▶ The exercise
Extract the lines that hold the string "screenshot".

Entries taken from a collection
================================

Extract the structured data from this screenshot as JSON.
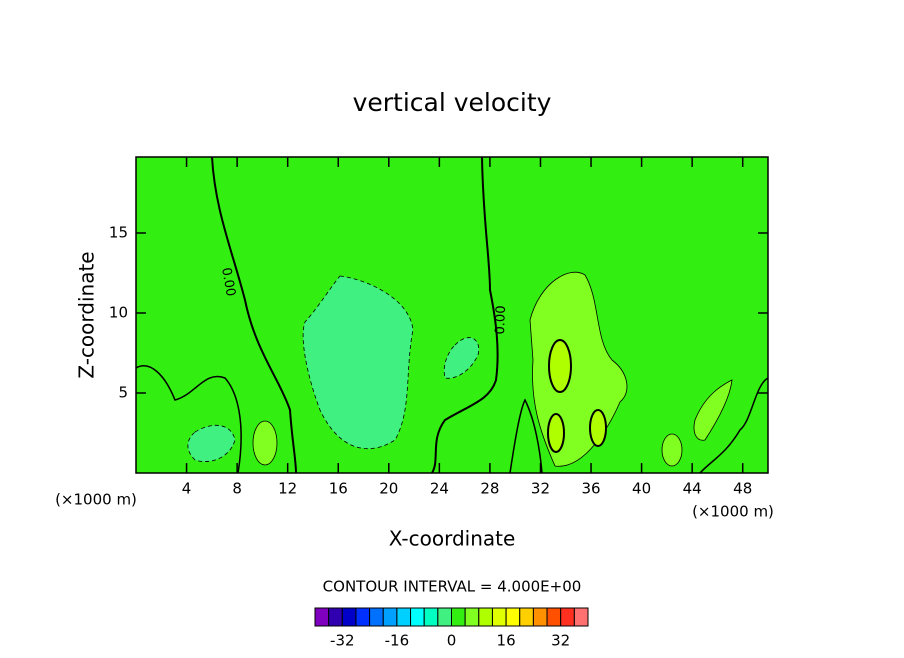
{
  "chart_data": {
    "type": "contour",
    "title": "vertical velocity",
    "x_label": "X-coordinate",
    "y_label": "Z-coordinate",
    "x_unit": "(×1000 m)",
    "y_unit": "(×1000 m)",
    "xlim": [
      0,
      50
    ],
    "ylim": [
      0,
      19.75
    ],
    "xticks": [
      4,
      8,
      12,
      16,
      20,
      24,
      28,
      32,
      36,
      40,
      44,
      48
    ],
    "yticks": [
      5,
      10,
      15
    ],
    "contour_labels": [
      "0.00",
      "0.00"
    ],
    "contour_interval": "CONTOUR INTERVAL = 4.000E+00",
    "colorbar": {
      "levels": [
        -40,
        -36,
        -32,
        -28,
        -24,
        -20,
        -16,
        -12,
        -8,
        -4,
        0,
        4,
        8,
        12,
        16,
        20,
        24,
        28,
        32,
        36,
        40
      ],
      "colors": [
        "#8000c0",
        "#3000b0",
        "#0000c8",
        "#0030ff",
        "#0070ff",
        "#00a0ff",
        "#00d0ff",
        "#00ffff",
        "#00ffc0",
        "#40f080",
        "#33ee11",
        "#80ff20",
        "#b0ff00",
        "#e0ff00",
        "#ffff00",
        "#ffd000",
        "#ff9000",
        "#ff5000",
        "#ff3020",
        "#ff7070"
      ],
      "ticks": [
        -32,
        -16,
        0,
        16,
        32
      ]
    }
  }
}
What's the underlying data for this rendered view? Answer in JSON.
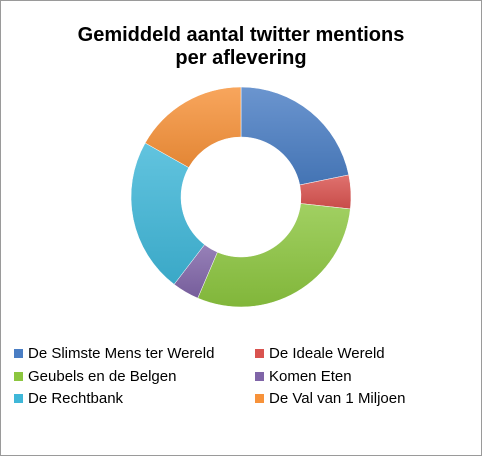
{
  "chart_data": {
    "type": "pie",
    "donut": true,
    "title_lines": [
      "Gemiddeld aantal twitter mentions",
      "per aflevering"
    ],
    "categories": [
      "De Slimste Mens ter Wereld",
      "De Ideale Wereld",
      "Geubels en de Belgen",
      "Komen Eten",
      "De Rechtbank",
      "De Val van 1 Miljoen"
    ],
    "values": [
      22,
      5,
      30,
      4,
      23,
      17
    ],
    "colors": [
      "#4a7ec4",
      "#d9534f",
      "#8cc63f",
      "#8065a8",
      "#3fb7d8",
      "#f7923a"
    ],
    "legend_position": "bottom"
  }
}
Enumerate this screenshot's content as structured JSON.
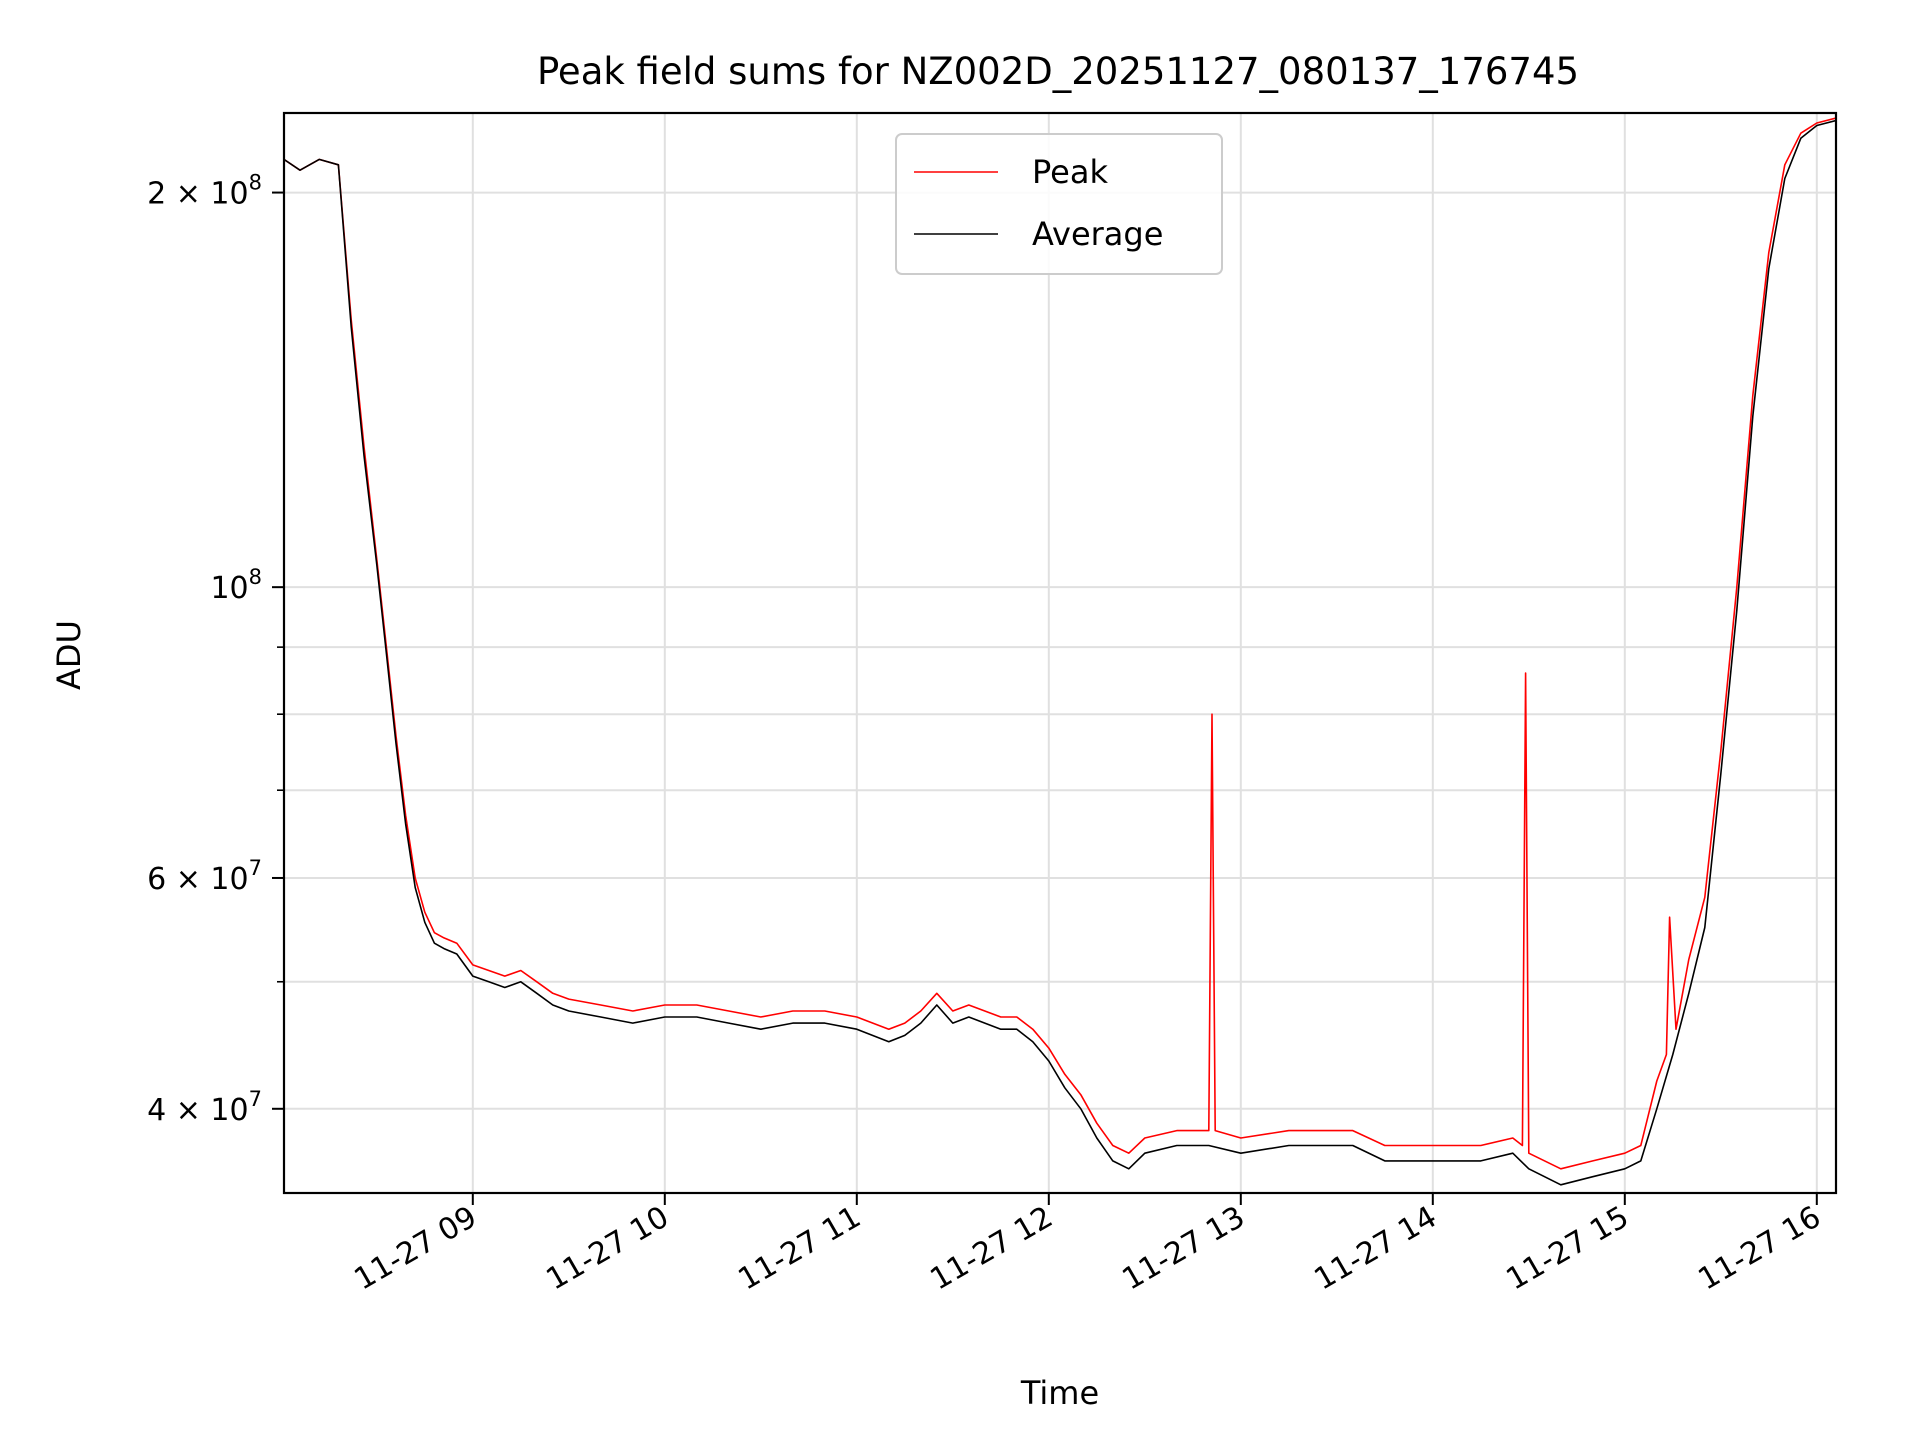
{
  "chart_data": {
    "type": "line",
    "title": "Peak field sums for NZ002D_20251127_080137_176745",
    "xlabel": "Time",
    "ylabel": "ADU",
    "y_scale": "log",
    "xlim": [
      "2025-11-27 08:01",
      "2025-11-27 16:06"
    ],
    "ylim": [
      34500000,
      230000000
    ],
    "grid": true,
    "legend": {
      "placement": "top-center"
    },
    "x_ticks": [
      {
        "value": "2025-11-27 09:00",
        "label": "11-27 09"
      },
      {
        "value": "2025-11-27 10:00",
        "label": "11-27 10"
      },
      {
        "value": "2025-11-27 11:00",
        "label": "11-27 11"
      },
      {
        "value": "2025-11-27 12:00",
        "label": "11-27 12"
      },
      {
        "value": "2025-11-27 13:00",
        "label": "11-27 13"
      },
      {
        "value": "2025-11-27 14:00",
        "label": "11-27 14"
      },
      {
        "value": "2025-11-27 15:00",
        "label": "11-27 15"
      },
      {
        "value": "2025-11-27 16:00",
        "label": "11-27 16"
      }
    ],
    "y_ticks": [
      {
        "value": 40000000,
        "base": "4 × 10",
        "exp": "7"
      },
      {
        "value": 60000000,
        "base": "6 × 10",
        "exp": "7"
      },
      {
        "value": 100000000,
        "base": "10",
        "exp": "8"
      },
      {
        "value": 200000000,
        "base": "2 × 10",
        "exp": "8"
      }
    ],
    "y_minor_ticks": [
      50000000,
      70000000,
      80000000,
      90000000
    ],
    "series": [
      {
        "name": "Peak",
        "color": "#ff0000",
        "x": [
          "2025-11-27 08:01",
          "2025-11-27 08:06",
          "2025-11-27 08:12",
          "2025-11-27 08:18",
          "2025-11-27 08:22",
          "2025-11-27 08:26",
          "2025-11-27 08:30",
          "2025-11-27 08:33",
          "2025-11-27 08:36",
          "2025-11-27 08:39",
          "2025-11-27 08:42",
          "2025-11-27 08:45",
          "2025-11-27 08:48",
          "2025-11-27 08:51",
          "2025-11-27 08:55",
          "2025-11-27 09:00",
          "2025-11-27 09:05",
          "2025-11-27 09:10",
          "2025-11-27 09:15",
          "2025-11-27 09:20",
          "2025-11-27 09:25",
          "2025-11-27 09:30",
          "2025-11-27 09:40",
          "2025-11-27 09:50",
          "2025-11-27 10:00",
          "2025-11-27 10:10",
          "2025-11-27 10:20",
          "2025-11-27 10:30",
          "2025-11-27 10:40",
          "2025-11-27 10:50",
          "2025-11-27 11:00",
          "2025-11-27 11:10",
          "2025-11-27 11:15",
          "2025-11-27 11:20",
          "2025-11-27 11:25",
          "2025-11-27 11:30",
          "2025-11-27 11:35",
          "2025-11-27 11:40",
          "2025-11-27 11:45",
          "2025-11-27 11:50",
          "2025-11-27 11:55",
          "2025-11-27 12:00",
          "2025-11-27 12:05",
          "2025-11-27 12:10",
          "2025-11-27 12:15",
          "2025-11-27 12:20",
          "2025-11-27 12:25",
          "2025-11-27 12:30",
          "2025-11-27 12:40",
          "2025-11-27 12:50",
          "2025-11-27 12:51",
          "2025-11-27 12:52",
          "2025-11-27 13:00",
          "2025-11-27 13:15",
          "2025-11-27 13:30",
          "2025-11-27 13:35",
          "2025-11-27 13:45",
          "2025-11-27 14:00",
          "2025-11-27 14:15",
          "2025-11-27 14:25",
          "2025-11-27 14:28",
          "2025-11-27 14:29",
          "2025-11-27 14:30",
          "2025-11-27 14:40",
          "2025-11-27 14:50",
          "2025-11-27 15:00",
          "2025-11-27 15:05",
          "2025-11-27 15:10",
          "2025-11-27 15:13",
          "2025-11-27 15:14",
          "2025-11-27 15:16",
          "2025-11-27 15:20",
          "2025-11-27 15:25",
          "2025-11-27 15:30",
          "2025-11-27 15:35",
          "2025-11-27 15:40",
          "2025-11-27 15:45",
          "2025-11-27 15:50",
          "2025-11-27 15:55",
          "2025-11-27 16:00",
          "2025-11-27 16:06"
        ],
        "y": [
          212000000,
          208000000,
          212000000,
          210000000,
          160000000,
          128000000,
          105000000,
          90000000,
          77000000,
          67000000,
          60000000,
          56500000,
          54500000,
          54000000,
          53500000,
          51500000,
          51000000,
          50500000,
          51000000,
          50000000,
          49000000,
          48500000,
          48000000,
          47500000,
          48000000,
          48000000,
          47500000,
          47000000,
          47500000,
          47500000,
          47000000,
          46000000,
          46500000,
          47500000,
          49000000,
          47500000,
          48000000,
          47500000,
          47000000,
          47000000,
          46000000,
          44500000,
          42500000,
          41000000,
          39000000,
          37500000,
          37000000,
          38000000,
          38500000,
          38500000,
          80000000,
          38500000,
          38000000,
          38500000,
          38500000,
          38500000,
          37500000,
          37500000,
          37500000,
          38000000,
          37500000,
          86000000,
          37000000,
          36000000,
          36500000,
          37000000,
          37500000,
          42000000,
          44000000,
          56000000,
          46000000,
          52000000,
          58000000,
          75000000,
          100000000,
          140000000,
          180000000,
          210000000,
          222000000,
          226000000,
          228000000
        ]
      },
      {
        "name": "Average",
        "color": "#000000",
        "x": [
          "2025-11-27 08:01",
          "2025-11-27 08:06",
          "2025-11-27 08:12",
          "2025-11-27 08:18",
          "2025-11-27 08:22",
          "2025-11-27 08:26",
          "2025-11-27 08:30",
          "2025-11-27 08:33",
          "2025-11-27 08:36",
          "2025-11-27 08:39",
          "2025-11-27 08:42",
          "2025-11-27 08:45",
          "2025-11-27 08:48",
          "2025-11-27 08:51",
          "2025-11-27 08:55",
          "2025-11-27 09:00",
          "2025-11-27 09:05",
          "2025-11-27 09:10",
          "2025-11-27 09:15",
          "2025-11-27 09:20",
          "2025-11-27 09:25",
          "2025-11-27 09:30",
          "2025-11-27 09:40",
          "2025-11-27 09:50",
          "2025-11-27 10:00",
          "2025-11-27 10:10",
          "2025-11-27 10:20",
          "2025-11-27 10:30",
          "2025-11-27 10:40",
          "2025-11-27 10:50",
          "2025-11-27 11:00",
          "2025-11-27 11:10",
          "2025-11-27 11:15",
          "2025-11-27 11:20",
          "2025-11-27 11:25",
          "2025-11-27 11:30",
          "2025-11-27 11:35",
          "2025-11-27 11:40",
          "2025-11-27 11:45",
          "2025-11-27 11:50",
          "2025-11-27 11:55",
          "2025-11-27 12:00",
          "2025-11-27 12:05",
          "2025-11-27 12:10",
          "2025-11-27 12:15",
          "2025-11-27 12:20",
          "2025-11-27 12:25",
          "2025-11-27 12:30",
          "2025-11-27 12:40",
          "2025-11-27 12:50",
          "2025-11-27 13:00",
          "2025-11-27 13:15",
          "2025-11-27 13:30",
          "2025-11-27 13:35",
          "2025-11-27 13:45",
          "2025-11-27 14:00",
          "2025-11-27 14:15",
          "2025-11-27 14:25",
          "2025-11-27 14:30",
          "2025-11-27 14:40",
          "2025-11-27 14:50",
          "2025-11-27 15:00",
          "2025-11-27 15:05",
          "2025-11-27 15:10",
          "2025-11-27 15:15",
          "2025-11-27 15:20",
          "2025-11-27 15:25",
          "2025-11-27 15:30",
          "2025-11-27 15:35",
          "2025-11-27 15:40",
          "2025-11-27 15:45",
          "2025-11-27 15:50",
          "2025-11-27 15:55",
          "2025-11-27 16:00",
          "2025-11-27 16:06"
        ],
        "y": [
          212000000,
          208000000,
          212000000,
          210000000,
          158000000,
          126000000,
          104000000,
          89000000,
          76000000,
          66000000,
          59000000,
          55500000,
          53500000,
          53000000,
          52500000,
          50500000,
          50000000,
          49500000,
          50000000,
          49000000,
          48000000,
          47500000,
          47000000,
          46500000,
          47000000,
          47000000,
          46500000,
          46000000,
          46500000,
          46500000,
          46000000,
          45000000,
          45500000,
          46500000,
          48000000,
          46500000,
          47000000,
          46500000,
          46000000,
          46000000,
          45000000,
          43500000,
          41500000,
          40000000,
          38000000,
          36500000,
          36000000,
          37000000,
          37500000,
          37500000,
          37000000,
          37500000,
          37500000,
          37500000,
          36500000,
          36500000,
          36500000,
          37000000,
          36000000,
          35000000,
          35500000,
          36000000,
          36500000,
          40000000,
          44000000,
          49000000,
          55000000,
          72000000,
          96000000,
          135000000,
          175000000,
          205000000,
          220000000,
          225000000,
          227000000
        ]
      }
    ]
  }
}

================================

▶ Final result
Extract the structured data from this screenshot as JSON.
Enumerate this screenshot's content as structured JSON.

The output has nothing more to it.